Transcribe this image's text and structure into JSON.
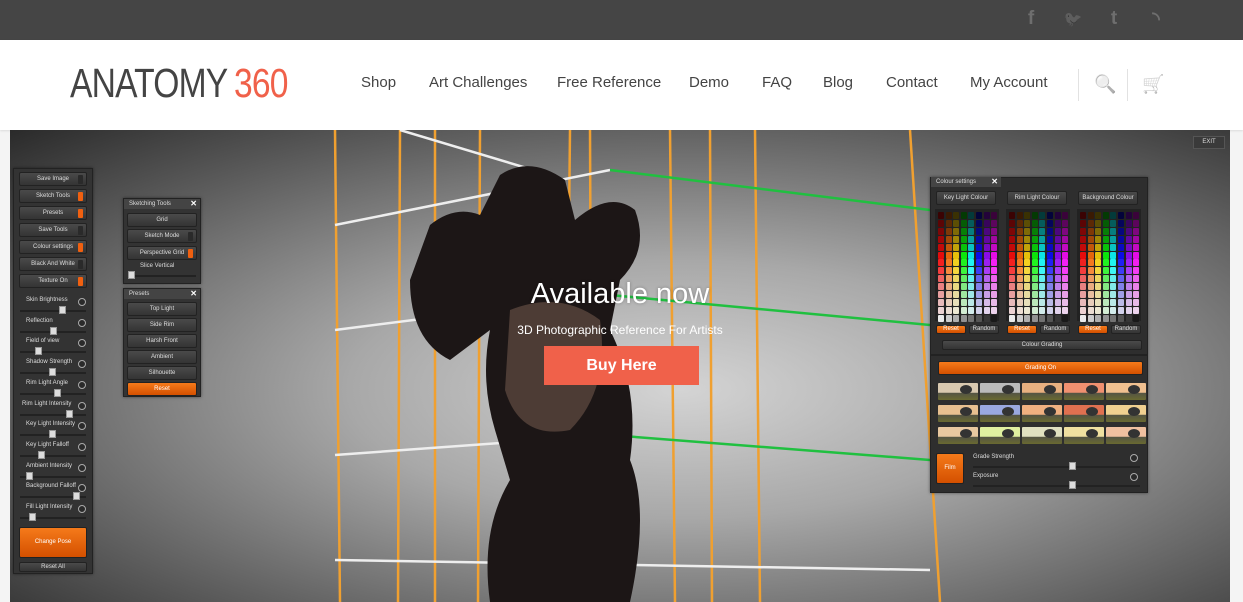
{
  "topbar": {
    "social": [
      {
        "icon": "facebook-icon",
        "glyph": "f"
      },
      {
        "icon": "twitter-icon",
        "glyph": "🐦"
      },
      {
        "icon": "tumblr-icon",
        "glyph": "t"
      },
      {
        "icon": "rss-icon",
        "glyph": "◝"
      }
    ]
  },
  "header": {
    "logo": {
      "part1": "ANATOMY",
      "part2": "360"
    },
    "nav": [
      "Shop",
      "Art Challenges",
      "Free Reference",
      "Demo",
      "FAQ",
      "Blog",
      "Contact",
      "My Account"
    ],
    "search_icon": "🔍",
    "cart_icon": "🛒"
  },
  "colors": {
    "brand": "#f0614a",
    "ui_orange": "#f06010",
    "topbar": "#454545"
  },
  "hero": {
    "title": "Available now",
    "subtitle": "3D Photographic Reference For Artists",
    "cta": "Buy Here",
    "exit": "EXIT"
  },
  "left_panel": {
    "buttons": [
      {
        "label": "Save Image",
        "on": false
      },
      {
        "label": "Sketch Tools",
        "on": true
      },
      {
        "label": "Presets",
        "on": true
      },
      {
        "label": "Save Tools",
        "on": false
      },
      {
        "label": "Colour settings",
        "on": true
      },
      {
        "label": "Black And White",
        "on": false
      },
      {
        "label": "Texture On",
        "on": true
      }
    ],
    "sliders": [
      {
        "label": "Skin Brightness",
        "value": 0.65
      },
      {
        "label": "Reflection",
        "value": 0.5
      },
      {
        "label": "Field of view",
        "value": 0.25
      },
      {
        "label": "Shadow Strength",
        "value": 0.48
      },
      {
        "label": "Rim Light Angle",
        "value": 0.56
      },
      {
        "label": "Rim Light Intensity",
        "value": 0.76
      },
      {
        "label": "Key Light Intensity",
        "value": 0.48
      },
      {
        "label": "Key Light Falloff",
        "value": 0.3
      },
      {
        "label": "Ambient Intensity",
        "value": 0.1
      },
      {
        "label": "Background Falloff",
        "value": 0.88
      },
      {
        "label": "Fill Light Intensity",
        "value": 0.15
      }
    ],
    "change_pose": "Change Pose",
    "reset_all": "Reset All"
  },
  "sketching_tools": {
    "title": "Sketching Tools",
    "buttons": [
      {
        "label": "Grid"
      },
      {
        "label": "Sketch Mode",
        "on": false
      },
      {
        "label": "Perspective Grid",
        "on": true
      }
    ],
    "slider": {
      "label": "Slice Vertical",
      "value": 0.0
    }
  },
  "presets": {
    "title": "Presets",
    "buttons": [
      "Top Light",
      "Side Rim",
      "Harsh Front",
      "Ambient",
      "Silhouette"
    ],
    "reset": "Reset"
  },
  "colour_settings": {
    "title": "Colour settings",
    "columns": [
      "Key Light Colour",
      "Rim Light Colour",
      "Background Colour"
    ],
    "reset": "Reset",
    "random": "Random",
    "grading_header": "Colour Grading",
    "grading_on": "Grading On",
    "film": "Film",
    "sliders": [
      {
        "label": "Grade Strength",
        "value": 0.6
      },
      {
        "label": "Exposure",
        "value": 0.6
      }
    ]
  }
}
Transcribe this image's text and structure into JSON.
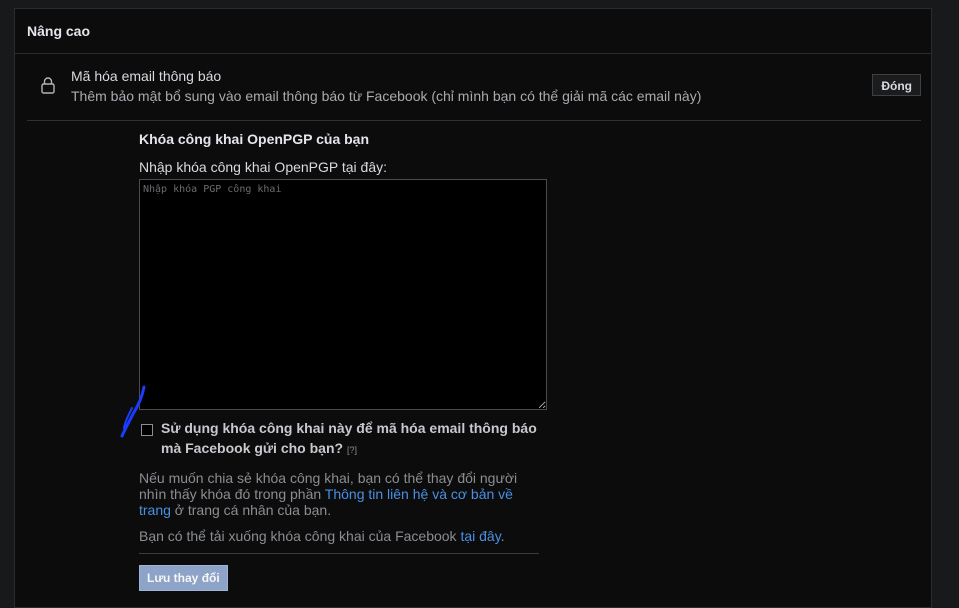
{
  "header": {
    "title": "Nâng cao"
  },
  "encryption_row": {
    "title": "Mã hóa email thông báo",
    "subtitle": "Thêm bảo mật bổ sung vào email thông báo từ Facebook (chỉ mình bạn có thể giải mã các email này)",
    "close_label": "Đóng"
  },
  "pgp": {
    "section_title": "Khóa công khai OpenPGP của bạn",
    "field_label": "Nhập khóa công khai OpenPGP tại đây:",
    "placeholder": "Nhập khóa PGP công khai",
    "value": ""
  },
  "checkbox": {
    "label": "Sử dụng khóa công khai này để mã hóa email thông báo mà Facebook gửi cho bạn?",
    "help": "[?]",
    "checked": false
  },
  "info": {
    "text1": "Nếu muốn chia sẻ khóa công khai, bạn có thể thay đổi người nhìn thấy khóa đó trong phần ",
    "link1": "Thông tin liên hệ và cơ bản về trang",
    "text2": " ở trang cá nhân của bạn.",
    "download_text": "Bạn có thể tải xuống khóa công khai của Facebook ",
    "download_link": "tại đây",
    "download_end": "."
  },
  "save_label": "Lưu thay đổi",
  "icons": {
    "lock": "lock-icon",
    "annotation": "pen-mark"
  },
  "colors": {
    "link": "#4a90e2",
    "save_button": "#8ea3c8",
    "pen_mark": "#1a3cff"
  }
}
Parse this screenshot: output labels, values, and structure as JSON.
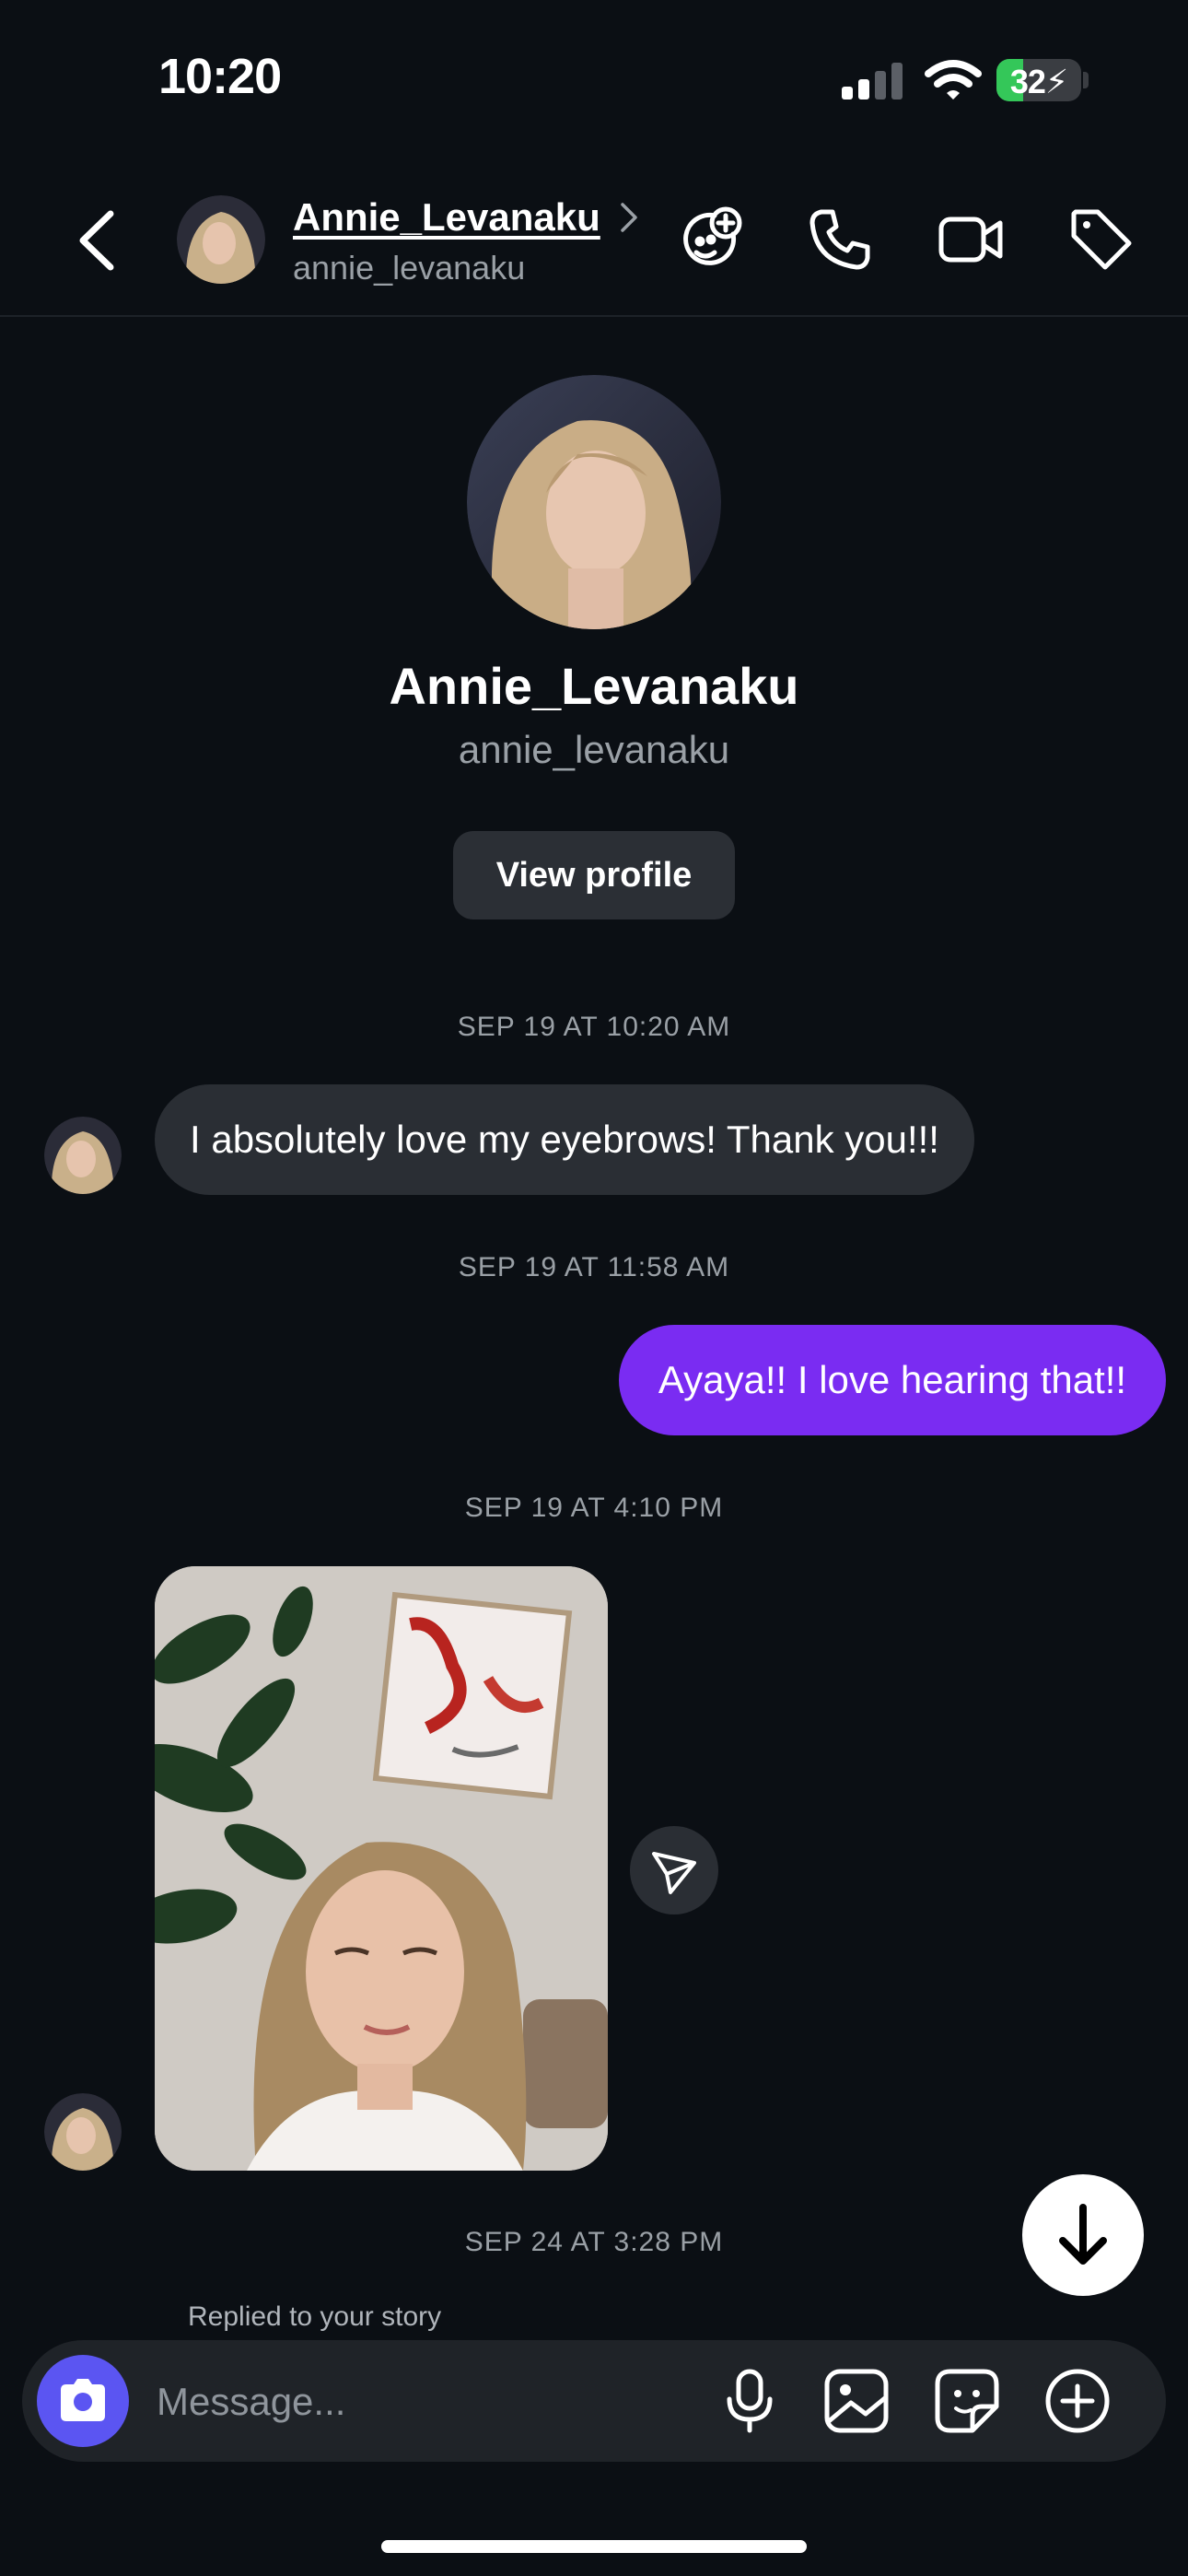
{
  "status_bar": {
    "time": "10:20",
    "battery_percent": "32",
    "battery_fill_fraction": 0.32,
    "battery_color": "#34c759",
    "icons": [
      "signal-icon",
      "wifi-icon",
      "battery-charging-icon"
    ]
  },
  "header": {
    "display_name": "Annie_Levanaku",
    "username": "annie_levanaku",
    "icons": [
      "back-chevron-icon",
      "add-effect-icon",
      "phone-icon",
      "video-icon",
      "tag-icon"
    ]
  },
  "profile": {
    "display_name": "Annie_Levanaku",
    "username": "annie_levanaku",
    "view_profile_label": "View profile"
  },
  "messages": [
    {
      "timestamp": "SEP 19 AT 10:20 AM",
      "direction": "incoming",
      "text": "I absolutely love my eyebrows! Thank you!!!"
    },
    {
      "timestamp": "SEP 19 AT 11:58 AM",
      "direction": "outgoing",
      "text": "Ayaya!! I love hearing that!!"
    },
    {
      "timestamp": "SEP 19 AT 4:10 PM",
      "direction": "incoming",
      "type": "photo"
    },
    {
      "timestamp": "SEP 24 AT 3:28 PM",
      "direction": "incoming",
      "note": "Replied to your story"
    }
  ],
  "composer": {
    "placeholder": "Message...",
    "icons": [
      "camera-icon",
      "microphone-icon",
      "gallery-icon",
      "sticker-icon",
      "add-icon"
    ]
  },
  "colors": {
    "background": "#0b0f14",
    "outgoing_bubble": "#7a2cf2",
    "incoming_bubble": "#2a2e34",
    "camera_button": "#5b55f2"
  }
}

__________

» Short problem
Find all lines with "khai" in them and copy each one.

» Task answer
    "section_title": "Khóa công khai OpenPGP của bạn",
    "field_label": "Nhập khóa công khai OpenPGP tại đây:",
    "placeholder": "Nhập khóa PGP công khai",
    "label": "Sử dụng khóa công khai này để mã hóa email thông báo mà Facebook gửi cho bạn?",
    "text1": "Nếu muốn chia sẻ khóa công khai, bạn có thể thay đổi người nhìn thấy khóa đó trong phần ",
    "download_text": "Bạn có thể tải xuống khóa công khai của Facebook ",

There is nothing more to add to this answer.